*The request*: Without the pictures, print each of the records below exactly as it appears.

** BEGIN Data to process **

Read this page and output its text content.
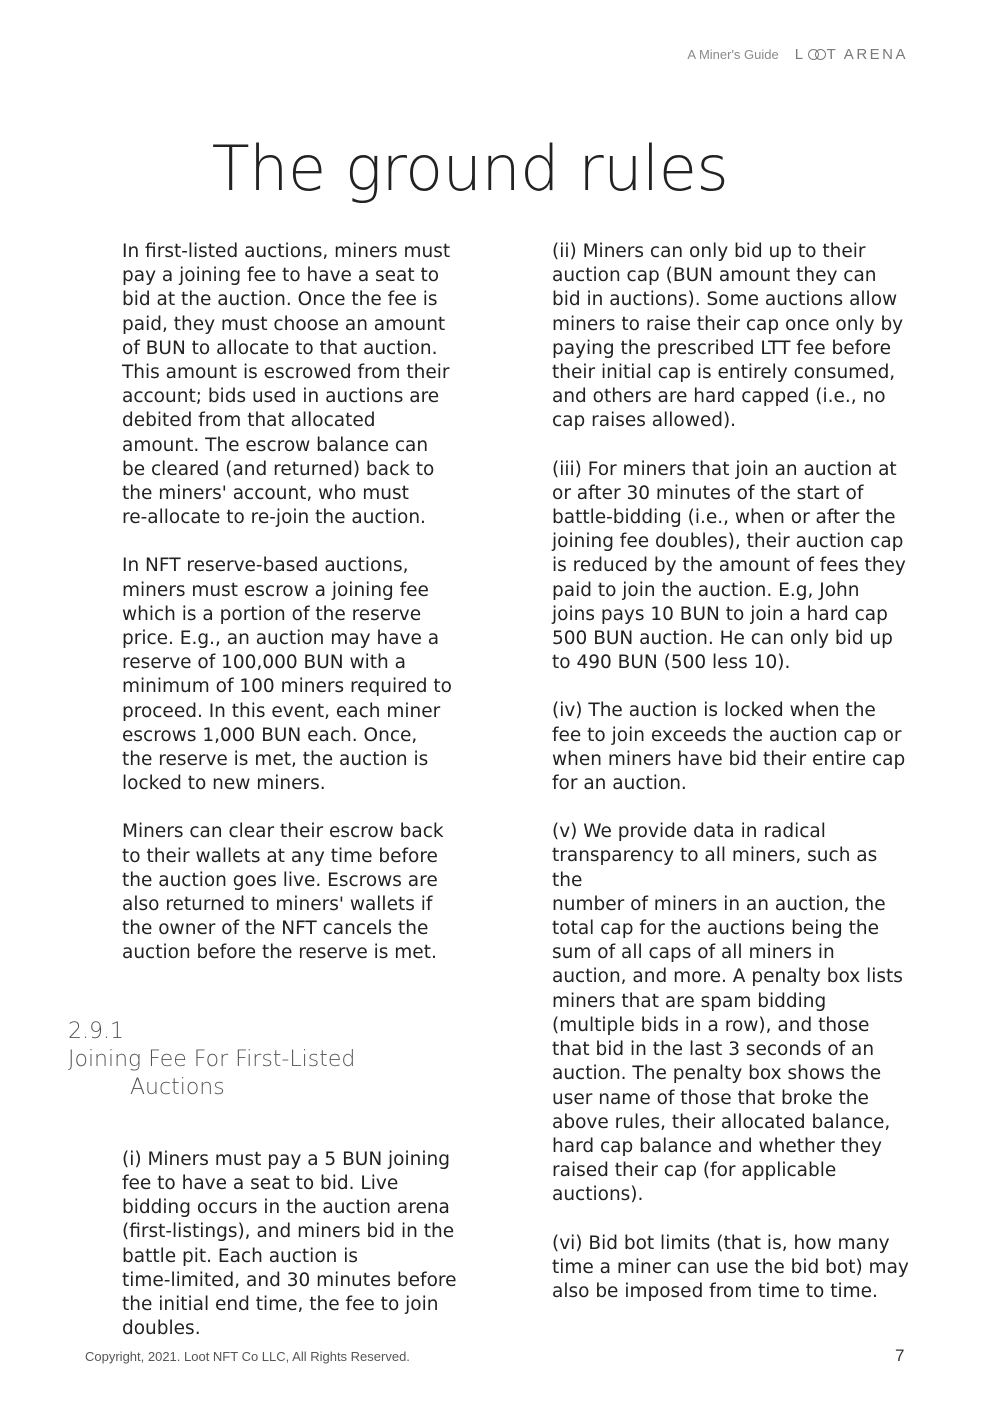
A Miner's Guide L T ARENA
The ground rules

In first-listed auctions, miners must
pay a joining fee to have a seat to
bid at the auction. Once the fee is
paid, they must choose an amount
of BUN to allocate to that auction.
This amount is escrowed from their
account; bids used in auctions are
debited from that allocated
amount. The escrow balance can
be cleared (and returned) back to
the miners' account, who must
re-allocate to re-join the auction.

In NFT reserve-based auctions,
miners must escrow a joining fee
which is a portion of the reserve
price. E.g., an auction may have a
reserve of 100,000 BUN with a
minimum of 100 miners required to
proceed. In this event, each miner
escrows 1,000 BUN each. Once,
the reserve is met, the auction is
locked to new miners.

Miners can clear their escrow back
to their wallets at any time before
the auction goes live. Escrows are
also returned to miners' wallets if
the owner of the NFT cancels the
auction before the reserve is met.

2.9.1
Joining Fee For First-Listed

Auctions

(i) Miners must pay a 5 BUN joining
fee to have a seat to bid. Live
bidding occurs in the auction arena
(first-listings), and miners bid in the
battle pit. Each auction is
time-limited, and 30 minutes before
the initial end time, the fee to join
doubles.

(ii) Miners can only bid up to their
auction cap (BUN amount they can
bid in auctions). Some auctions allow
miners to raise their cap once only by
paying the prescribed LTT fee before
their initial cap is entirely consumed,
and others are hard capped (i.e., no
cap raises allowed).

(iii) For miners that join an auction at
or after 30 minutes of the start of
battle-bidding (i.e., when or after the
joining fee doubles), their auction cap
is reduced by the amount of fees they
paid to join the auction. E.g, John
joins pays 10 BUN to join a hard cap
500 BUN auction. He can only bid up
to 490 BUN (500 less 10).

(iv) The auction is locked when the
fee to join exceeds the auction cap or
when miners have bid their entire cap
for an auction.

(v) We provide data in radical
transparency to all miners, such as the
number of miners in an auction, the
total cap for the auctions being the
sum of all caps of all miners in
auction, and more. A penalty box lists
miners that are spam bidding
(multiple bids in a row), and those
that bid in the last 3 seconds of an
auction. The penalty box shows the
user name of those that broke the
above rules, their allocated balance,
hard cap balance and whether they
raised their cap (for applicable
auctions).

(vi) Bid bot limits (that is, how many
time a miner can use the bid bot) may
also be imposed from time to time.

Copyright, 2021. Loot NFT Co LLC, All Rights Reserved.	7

** END Data to process **

*Answer to the task*:
Read this page and output its text content.
A Miner's Guide L T ARENA
The ground rules

In first-listed auctions, miners must
pay a joining fee to have a seat to
bid at the auction. Once the fee is
paid, they must choose an amount
of BUN to allocate to that auction.
This amount is escrowed from their
account; bids used in auctions are
debited from that allocated
amount. The escrow balance can
be cleared (and returned) back to
the miners' account, who must
re-allocate to re-join the auction.

In NFT reserve-based auctions,
miners must escrow a joining fee
which is a portion of the reserve
price. E.g., an auction may have a
reserve of 100,000 BUN with a
minimum of 100 miners required to
proceed. In this event, each miner
escrows 1,000 BUN each. Once,
the reserve is met, the auction is
locked to new miners.

Miners can clear their escrow back
to their wallets at any time before
the auction goes live. Escrows are
also returned to miners' wallets if
the owner of the NFT cancels the
auction before the reserve is met.

2.9.1
Joining Fee For First-Listed

Auctions

(i) Miners must pay a 5 BUN joining
fee to have a seat to bid. Live
bidding occurs in the auction arena
(first-listings), and miners bid in the
battle pit. Each auction is
time-limited, and 30 minutes before
the initial end time, the fee to join
doubles.

(ii) Miners can only bid up to their
auction cap (BUN amount they can
bid in auctions). Some auctions allow
miners to raise their cap once only by
paying the prescribed LTT fee before
their initial cap is entirely consumed,
and others are hard capped (i.e., no
cap raises allowed).

(iii) For miners that join an auction at
or after 30 minutes of the start of
battle-bidding (i.e., when or after the
joining fee doubles), their auction cap
is reduced by the amount of fees they
paid to join the auction. E.g, John
joins pays 10 BUN to join a hard cap
500 BUN auction. He can only bid up
to 490 BUN (500 less 10).

(iv) The auction is locked when the
fee to join exceeds the auction cap or
when miners have bid their entire cap
for an auction.

(v) We provide data in radical
transparency to all miners, such as the
number of miners in an auction, the
total cap for the auctions being the
sum of all caps of all miners in
auction, and more. A penalty box lists
miners that are spam bidding
(multiple bids in a row), and those
that bid in the last 3 seconds of an
auction. The penalty box shows the
user name of those that broke the
above rules, their allocated balance,
hard cap balance and whether they
raised their cap (for applicable
auctions).

(vi) Bid bot limits (that is, how many
time a miner can use the bid bot) may
also be imposed from time to time.

Copyright, 2021. Loot NFT Co LLC, All Rights Reserved.	7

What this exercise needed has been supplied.